__Directive__.
Copy every record exactly, and keep the pictures out.

[Collection entries]
※

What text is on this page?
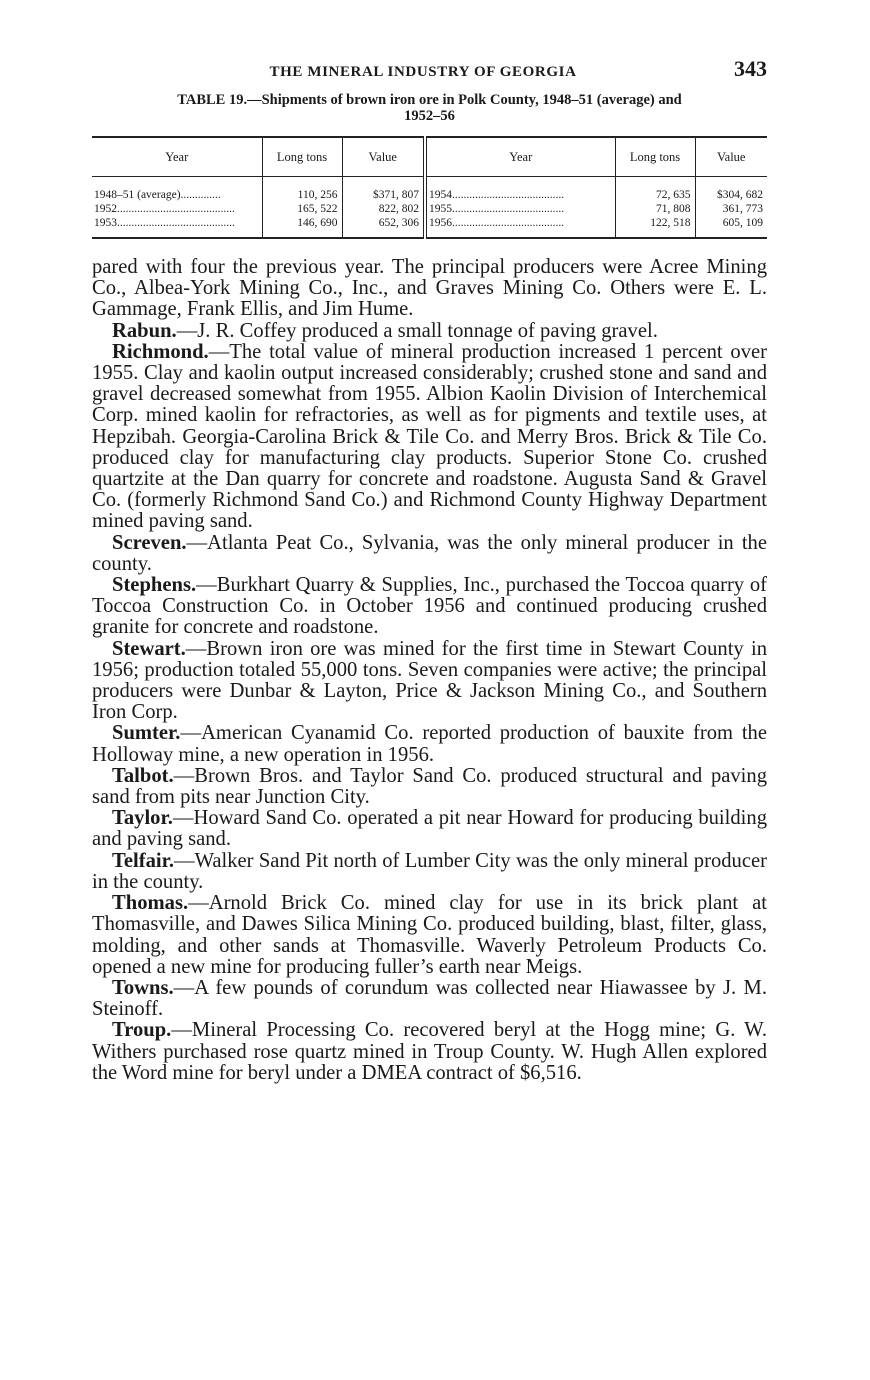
THE MINERAL INDUSTRY OF GEORGIA	343
TABLE 19.—Shipments of brown iron ore in Polk County, 1948–51 (average) and
1952–56
Year	Long tons	Value	Year	Long tons	Value
1948–51 (average)..............	110, 256	$371, 807	1954.......................................	72, 635	$304, 682
1952.........................................	165, 522	822, 802	1955.......................................	71, 808	361, 773
1953.........................................	146, 690	652, 306	1956.......................................	122, 518	605, 109

pared with four the previous year. The principal producers were Acree Mining Co., Albea-York Mining Co., Inc., and Graves Mining Co. Others were E. L. Gammage, Frank Ellis, and Jim Hume.

Rabun.—J. R. Coffey produced a small tonnage of paving gravel.

Richmond.—The total value of mineral production increased 1 percent over 1955. Clay and kaolin output increased considerably; crushed stone and sand and gravel decreased somewhat from 1955. Albion Kaolin Division of Interchemical Corp. mined kaolin for refractories, as well as for pigments and textile uses, at Hepzibah. Georgia-Carolina Brick & Tile Co. and Merry Bros. Brick & Tile Co. produced clay for manufacturing clay products. Superior Stone Co. crushed quartzite at the Dan quarry for concrete and roadstone. Augusta Sand & Gravel Co. (formerly Richmond Sand Co.) and Richmond County Highway Department mined paving sand.

Screven.—Atlanta Peat Co., Sylvania, was the only mineral producer in the county.

Stephens.—Burkhart Quarry & Supplies, Inc., purchased the Toccoa quarry of Toccoa Construction Co. in October 1956 and continued producing crushed granite for concrete and roadstone.

Stewart.—Brown iron ore was mined for the first time in Stewart County in 1956; production totaled 55,000 tons. Seven companies were active; the principal producers were Dunbar & Layton, Price & Jackson Mining Co., and Southern Iron Corp.

Sumter.—American Cyanamid Co. reported production of bauxite from the Holloway mine, a new operation in 1956.

Talbot.—Brown Bros. and Taylor Sand Co. produced structural and paving sand from pits near Junction City.

Taylor.—Howard Sand Co. operated a pit near Howard for producing building and paving sand.

Telfair.—Walker Sand Pit north of Lumber City was the only mineral producer in the county.

Thomas.—Arnold Brick Co. mined clay for use in its brick plant at Thomasville, and Dawes Silica Mining Co. produced building, blast, filter, glass, molding, and other sands at Thomasville. Waverly Petroleum Products Co. opened a new mine for producing fuller’s earth near Meigs.

Towns.—A few pounds of corundum was collected near Hiawassee by J. M. Steinoff.

Troup.—Mineral Processing Co. recovered beryl at the Hogg mine; G. W. Withers purchased rose quartz mined in Troup County. W. Hugh Allen explored the Word mine for beryl under a DMEA contract of $6,516.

※

__Response below__.
What text is on this page?
THE MINERAL INDUSTRY OF GEORGIA	343
TABLE 19.—Shipments of brown iron ore in Polk County, 1948–51 (average) and
1952–56
Year	Long tons	Value	Year	Long tons	Value
1948–51 (average)..............	110, 256	$371, 807	1954.......................................	72, 635	$304, 682
1952.........................................	165, 522	822, 802	1955.......................................	71, 808	361, 773
1953.........................................	146, 690	652, 306	1956.......................................	122, 518	605, 109

pared with four the previous year. The principal producers were Acree Mining Co., Albea-York Mining Co., Inc., and Graves Mining Co. Others were E. L. Gammage, Frank Ellis, and Jim Hume.

Rabun.—J. R. Coffey produced a small tonnage of paving gravel.

Richmond.—The total value of mineral production increased 1 percent over 1955. Clay and kaolin output increased considerably; crushed stone and sand and gravel decreased somewhat from 1955. Albion Kaolin Division of Interchemical Corp. mined kaolin for refractories, as well as for pigments and textile uses, at Hepzibah. Georgia-Carolina Brick & Tile Co. and Merry Bros. Brick & Tile Co. produced clay for manufacturing clay products. Superior Stone Co. crushed quartzite at the Dan quarry for concrete and roadstone. Augusta Sand & Gravel Co. (formerly Richmond Sand Co.) and Richmond County Highway Department mined paving sand.

Screven.—Atlanta Peat Co., Sylvania, was the only mineral producer in the county.

Stephens.—Burkhart Quarry & Supplies, Inc., purchased the Toccoa quarry of Toccoa Construction Co. in October 1956 and continued producing crushed granite for concrete and roadstone.

Stewart.—Brown iron ore was mined for the first time in Stewart County in 1956; production totaled 55,000 tons. Seven companies were active; the principal producers were Dunbar & Layton, Price & Jackson Mining Co., and Southern Iron Corp.

Sumter.—American Cyanamid Co. reported production of bauxite from the Holloway mine, a new operation in 1956.

Talbot.—Brown Bros. and Taylor Sand Co. produced structural and paving sand from pits near Junction City.

Taylor.—Howard Sand Co. operated a pit near Howard for producing building and paving sand.

Telfair.—Walker Sand Pit north of Lumber City was the only mineral producer in the county.

Thomas.—Arnold Brick Co. mined clay for use in its brick plant at Thomasville, and Dawes Silica Mining Co. produced building, blast, filter, glass, molding, and other sands at Thomasville. Waverly Petroleum Products Co. opened a new mine for producing fuller’s earth near Meigs.

Towns.—A few pounds of corundum was collected near Hiawassee by J. M. Steinoff.

Troup.—Mineral Processing Co. recovered beryl at the Hogg mine; G. W. Withers purchased rose quartz mined in Troup County. W. Hugh Allen explored the Word mine for beryl under a DMEA contract of $6,516.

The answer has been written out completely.